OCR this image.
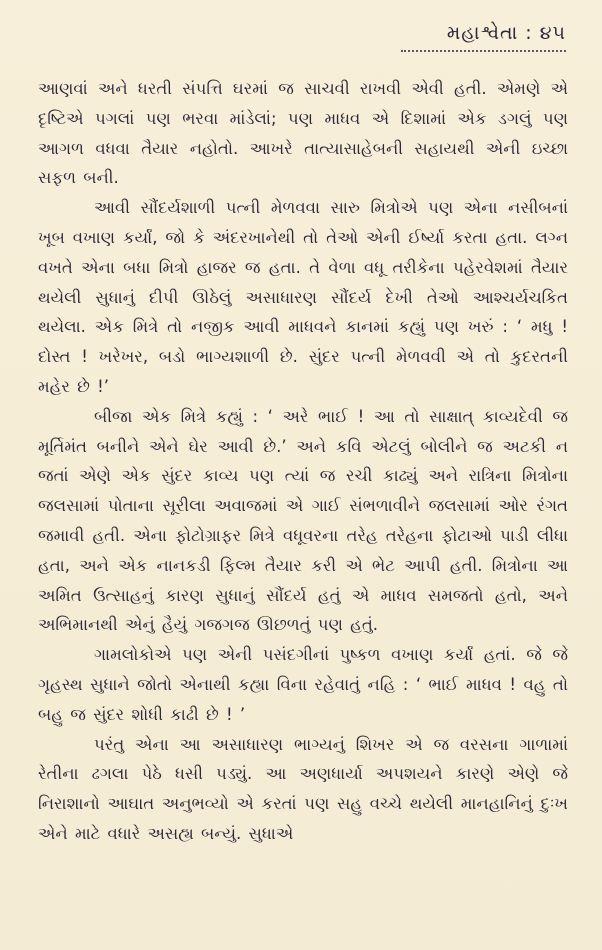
મહાશ્વેતા : ૪૫

આણવાં અને ધરતી સંપત્તિ ઘરમાં જ સાચવી રાખવી એવી હતી. એમણે એ દૃષ્ટિએ પગલાં પણ ભરવા માંડેલાં; પણ માધવ એ દિશામાં એક ડગલું પણ આગળ વધવા તૈયાર નહોતો. આખરે તાત્યાસાહેબની સહાયથી એની ઇચ્છા સફળ બની.

આવી સૌંદર્યશાળી પત્ની મેળવવા સારુ મિત્રોએ પણ એના નસીબનાં ખૂબ વખાણ કર્યાં, જો કે અંદરખાનેથી તો તેઓ એની ઈર્ષ્યા કરતા હતા. લગ્ન વખતે એના બધા મિત્રો હાજર જ હતા. તે વેળા વધૂ તરીકેના પહેરવેશમાં તૈયાર થયેલી સુધાનું દીપી ઊઠેલું અસાધારણ સૌંદર્ય દેખી તેઓ આશ્ચર્યચકિત થયેલા. એક મિત્રે તો નજીક આવી માધવને કાનમાં કહ્યું પણ ખરું : ‘ મધુ ! દોસ્ત ! ખરેખર, બડો ભાગ્યશાળી છે. સુંદર પત્ની મેળવવી એ તો કુદરતની મહેર છે !’

બીજા એક મિત્રે કહ્યું : ‘ અરે ભાઈ ! આ તો સાક્ષાત્ કાવ્યદેવી જ મૂર્તિમંત બનીને એને ઘેર આવી છે.’ અને કવિ એટલું બોલીને જ અટકી ન જતાં એણે એક સુંદર કાવ્ય પણ ત્યાં જ રચી કાઢ્યું અને રાત્રિના મિત્રોના જલસામાં પોતાના સૂરીલા અવાજમાં એ ગાઈ સંભળાવીને જલસામાં ઓર રંગત જમાવી હતી. એના ફોટોગ્રાફર મિત્રે વધૂવરના તરેહ તરેહના ફોટાઓ પાડી લીધા હતા, અને એક નાનકડી ફિલ્મ તૈયાર કરી એ ભેટ આપી હતી. મિત્રોના આ અમિત ઉત્સાહનું કારણ સુધાનું સૌંદર્ય હતું એ માધવ સમજતો હતો, અને અભિમાનથી એનું હૈયું ગજગજ ઊછળતું પણ હતું.

ગામલોકોએ પણ એની પસંદગીનાં પુષ્કળ વખાણ કર્યાં હતાં. જે જે ગૃહસ્થ સુધાને જોતો એનાથી કહ્યા વિના રહેવાતું નહિ : ‘ ભાઈ માધવ ! વહુ તો બહુ જ સુંદર શોધી કાઢી છે ! ’

પરંતુ એના આ અસાધારણ ભાગ્યનું શિખર એ જ વરસના ગાળામાં રેતીના ઢગલા પેઠે ધસી પડ્યું. આ અણધાર્યા અપશયને કારણે એણે જે નિરાશાનો આઘાત અનુભવ્યો એ કરતાં પણ સહુ વચ્ચે થયેલી માનહાનિનું દુઃખ એને માટે વધારે અસહ્ય બન્યું. સુધાએ
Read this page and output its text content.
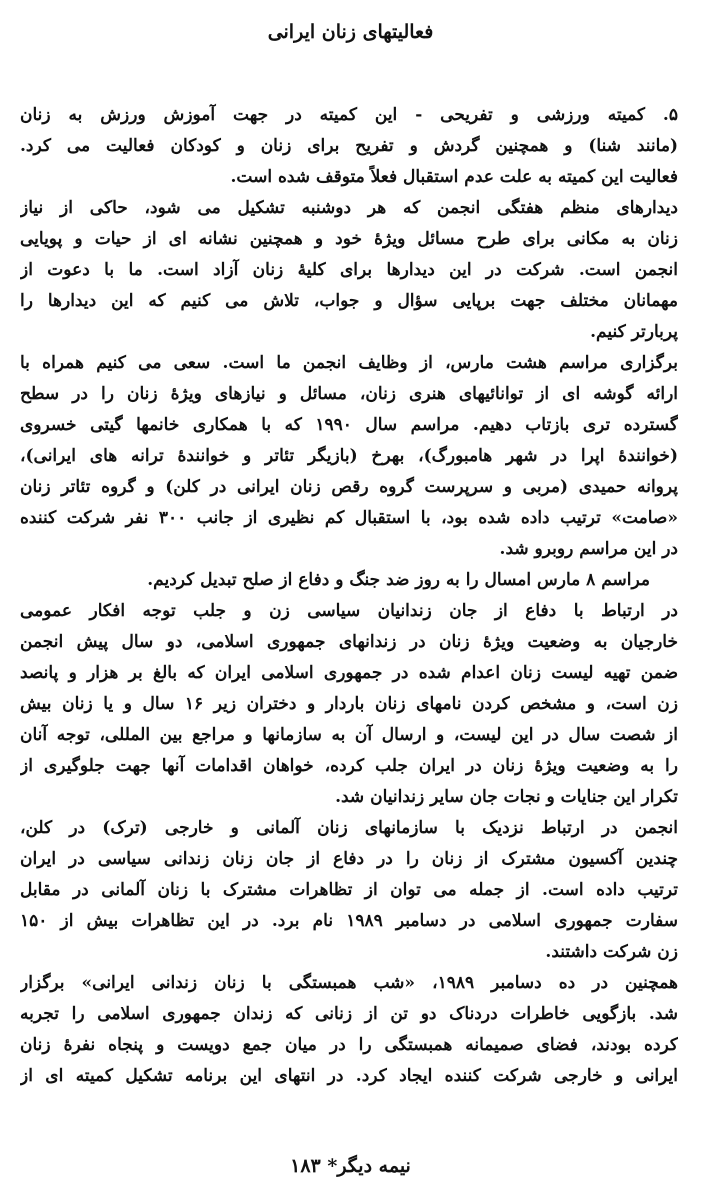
فعالیتهای زنان ایرانی
۵. کمیته ورزشی و تفریحی - این کمیته در جهت آموزش ورزش به زنان
(مانند شنا) و همچنین گردش و تفریح برای زنان و کودکان فعالیت می کرد.
فعالیت این کمیته به علت عدم استقبال فعلاً متوقف شده است.
دیدارهای منظم هفتگی انجمن که هر دوشنبه تشکیل می شود، حاکی از نیاز
زنان به مکانی برای طرح مسائل ویژهٔ خود و همچنین نشانه ای از حیات و پویایی
انجمن است. شرکت در این دیدارها برای کلیهٔ زنان آزاد است. ما با دعوت از
مهمانان مختلف جهت برپایی سؤال و جواب، تلاش می کنیم که این دیدارها را
پربارتر کنیم.
برگزاری مراسم هشت مارس، از وظایف انجمن ما است. سعی می کنیم همراه با
ارائه گوشه ای از توانائیهای هنری زنان، مسائل و نیازهای ویژهٔ زنان را در سطح
گسترده تری بازتاب دهیم. مراسم سال ۱۹۹۰ که با همکاری خانمها گیتی خسروی
(خوانندهٔ اپرا در شهر هامبورگ)، بهرخ (بازیگر تئاتر و خوانندهٔ ترانه های ایرانی)،
پروانه حمیدی (مربی و سرپرست گروه رقص زنان ایرانی در کلن) و گروه تئاتر زنان
«صامت» ترتیب داده شده بود، با استقبال کم نظیری از جانب ۳۰۰ نفر شرکت کننده
در این مراسم روبرو شد.
مراسم ۸ مارس امسال را به روز ضد جنگ و دفاع از صلح تبدیل کردیم.
در ارتباط با دفاع از جان زندانیان سیاسی زن و جلب توجه افکار عمومی
خارجیان به وضعیت ویژهٔ زنان در زندانهای جمهوری اسلامی، دو سال پیش انجمن
ضمن تهیه لیست زنان اعدام شده در جمهوری اسلامی ایران که بالغ بر هزار و پانصد
زن است، و مشخص کردن نامهای زنان باردار و دختران زیر ۱۶ سال و یا زنان بیش
از شصت سال در این لیست، و ارسال آن به سازمانها و مراجع بین المللی، توجه آنان
را به وضعیت ویژهٔ زنان در ایران جلب کرده، خواهان اقدامات آنها جهت جلوگیری از
تکرار این جنایات و نجات جان سایر زندانیان شد.
انجمن در ارتباط نزدیک با سازمانهای زنان آلمانی و خارجی (ترک) در کلن،
چندین آکسیون مشترک از زنان را در دفاع از جان زنان زندانی سیاسی در ایران
ترتیب داده است. از جمله می توان از تظاهرات مشترک با زنان آلمانی در مقابل
سفارت جمهوری اسلامی در دسامبر ۱۹۸۹ نام برد. در این تظاهرات بیش از ۱۵۰
زن شرکت داشتند.
همچنین در ده دسامبر ۱۹۸۹، «شب همبستگی با زنان زندانی ایرانی» برگزار
شد. بازگویی خاطرات دردناک دو تن از زنانی که زندان جمهوری اسلامی را تجربه
کرده بودند، فضای صمیمانه همبستگی را در میان جمع دویست و پنجاه نفرهٔ زنان
ایرانی و خارجی شرکت کننده ایجاد کرد. در انتهای این برنامه تشکیل کمیته ای از
نیمه دیگر* ۱۸۳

**What you should do**
Copy the records above exactly. The pictures are not part of the copy.

**Answer for this exercise**
OCR this image.
મહાશ્વેતા : ૪૫

આણવાં અને ધરતી સંપત્તિ ઘરમાં જ સાચવી રાખવી એવી હતી. એમણે એ દૃષ્ટિએ પગલાં પણ ભરવા માંડેલાં; પણ માધવ એ દિશામાં એક ડગલું પણ આગળ વધવા તૈયાર નહોતો. આખરે તાત્યાસાહેબની સહાયથી એની ઇચ્છા સફળ બની.

આવી સૌંદર્યશાળી પત્ની મેળવવા સારુ મિત્રોએ પણ એના નસીબનાં ખૂબ વખાણ કર્યાં, જો કે અંદરખાનેથી તો તેઓ એની ઈર્ષ્યા કરતા હતા. લગ્ન વખતે એના બધા મિત્રો હાજર જ હતા. તે વેળા વધૂ તરીકેના પહેરવેશમાં તૈયાર થયેલી સુધાનું દીપી ઊઠેલું અસાધારણ સૌંદર્ય દેખી તેઓ આશ્ચર્યચકિત થયેલા. એક મિત્રે તો નજીક આવી માધવને કાનમાં કહ્યું પણ ખરું : ‘ મધુ ! દોસ્ત ! ખરેખર, બડો ભાગ્યશાળી છે. સુંદર પત્ની મેળવવી એ તો કુદરતની મહેર છે !’

બીજા એક મિત્રે કહ્યું : ‘ અરે ભાઈ ! આ તો સાક્ષાત્ કાવ્યદેવી જ મૂર્તિમંત બનીને એને ઘેર આવી છે.’ અને કવિ એટલું બોલીને જ અટકી ન જતાં એણે એક સુંદર કાવ્ય પણ ત્યાં જ રચી કાઢ્યું અને રાત્રિના મિત્રોના જલસામાં પોતાના સૂરીલા અવાજમાં એ ગાઈ સંભળાવીને જલસામાં ઓર રંગત જમાવી હતી. એના ફોટોગ્રાફર મિત્રે વધૂવરના તરેહ તરેહના ફોટાઓ પાડી લીધા હતા, અને એક નાનકડી ફિલ્મ તૈયાર કરી એ ભેટ આપી હતી. મિત્રોના આ અમિત ઉત્સાહનું કારણ સુધાનું સૌંદર્ય હતું એ માધવ સમજતો હતો, અને અભિમાનથી એનું હૈયું ગજગજ ઊછળતું પણ હતું.

ગામલોકોએ પણ એની પસંદગીનાં પુષ્કળ વખાણ કર્યાં હતાં. જે જે ગૃહસ્થ સુધાને જોતો એનાથી કહ્યા વિના રહેવાતું નહિ : ‘ ભાઈ માધવ ! વહુ તો બહુ જ સુંદર શોધી કાઢી છે ! ’

પરંતુ એના આ અસાધારણ ભાગ્યનું શિખર એ જ વરસના ગાળામાં રેતીના ઢગલા પેઠે ધસી પડ્યું. આ અણધાર્યા અપશયને કારણે એણે જે નિરાશાનો આઘાત અનુભવ્યો એ કરતાં પણ સહુ વચ્ચે થયેલી માનહાનિનું દુઃખ એને માટે વધારે અસહ્ય બન્યું. સુધાએ
Read this page and output its text content.
فعالیتهای زنان ایرانی
۵. کمیته ورزشی و تفریحی - این کمیته در جهت آموزش ورزش به زنان
(مانند شنا) و همچنین گردش و تفریح برای زنان و کودکان فعالیت می کرد.
فعالیت این کمیته به علت عدم استقبال فعلاً متوقف شده است.
دیدارهای منظم هفتگی انجمن که هر دوشنبه تشکیل می شود، حاکی از نیاز
زنان به مکانی برای طرح مسائل ویژهٔ خود و همچنین نشانه ای از حیات و پویایی
انجمن است. شرکت در این دیدارها برای کلیهٔ زنان آزاد است. ما با دعوت از
مهمانان مختلف جهت برپایی سؤال و جواب، تلاش می کنیم که این دیدارها را
پربارتر کنیم.
برگزاری مراسم هشت مارس، از وظایف انجمن ما است. سعی می کنیم همراه با
ارائه گوشه ای از توانائیهای هنری زنان، مسائل و نیازهای ویژهٔ زنان را در سطح
گسترده تری بازتاب دهیم. مراسم سال ۱۹۹۰ که با همکاری خانمها گیتی خسروی
(خوانندهٔ اپرا در شهر هامبورگ)، بهرخ (بازیگر تئاتر و خوانندهٔ ترانه های ایرانی)،
پروانه حمیدی (مربی و سرپرست گروه رقص زنان ایرانی در کلن) و گروه تئاتر زنان
«صامت» ترتیب داده شده بود، با استقبال کم نظیری از جانب ۳۰۰ نفر شرکت کننده
در این مراسم روبرو شد.
مراسم ۸ مارس امسال را به روز ضد جنگ و دفاع از صلح تبدیل کردیم.
در ارتباط با دفاع از جان زندانیان سیاسی زن و جلب توجه افکار عمومی
خارجیان به وضعیت ویژهٔ زنان در زندانهای جمهوری اسلامی، دو سال پیش انجمن
ضمن تهیه لیست زنان اعدام شده در جمهوری اسلامی ایران که بالغ بر هزار و پانصد
زن است، و مشخص کردن نامهای زنان باردار و دختران زیر ۱۶ سال و یا زنان بیش
از شصت سال در این لیست، و ارسال آن به سازمانها و مراجع بین المللی، توجه آنان
را به وضعیت ویژهٔ زنان در ایران جلب کرده، خواهان اقدامات آنها جهت جلوگیری از
تکرار این جنایات و نجات جان سایر زندانیان شد.
انجمن در ارتباط نزدیک با سازمانهای زنان آلمانی و خارجی (ترک) در کلن،
چندین آکسیون مشترک از زنان را در دفاع از جان زنان زندانی سیاسی در ایران
ترتیب داده است. از جمله می توان از تظاهرات مشترک با زنان آلمانی در مقابل
سفارت جمهوری اسلامی در دسامبر ۱۹۸۹ نام برد. در این تظاهرات بیش از ۱۵۰
زن شرکت داشتند.
همچنین در ده دسامبر ۱۹۸۹، «شب همبستگی با زنان زندانی ایرانی» برگزار
شد. بازگویی خاطرات دردناک دو تن از زنانی که زندان جمهوری اسلامی را تجربه
کرده بودند، فضای صمیمانه همبستگی را در میان جمع دویست و پنجاه نفرهٔ زنان
ایرانی و خارجی شرکت کننده ایجاد کرد. در انتهای این برنامه تشکیل کمیته ای از
نیمه دیگر* ۱۸۳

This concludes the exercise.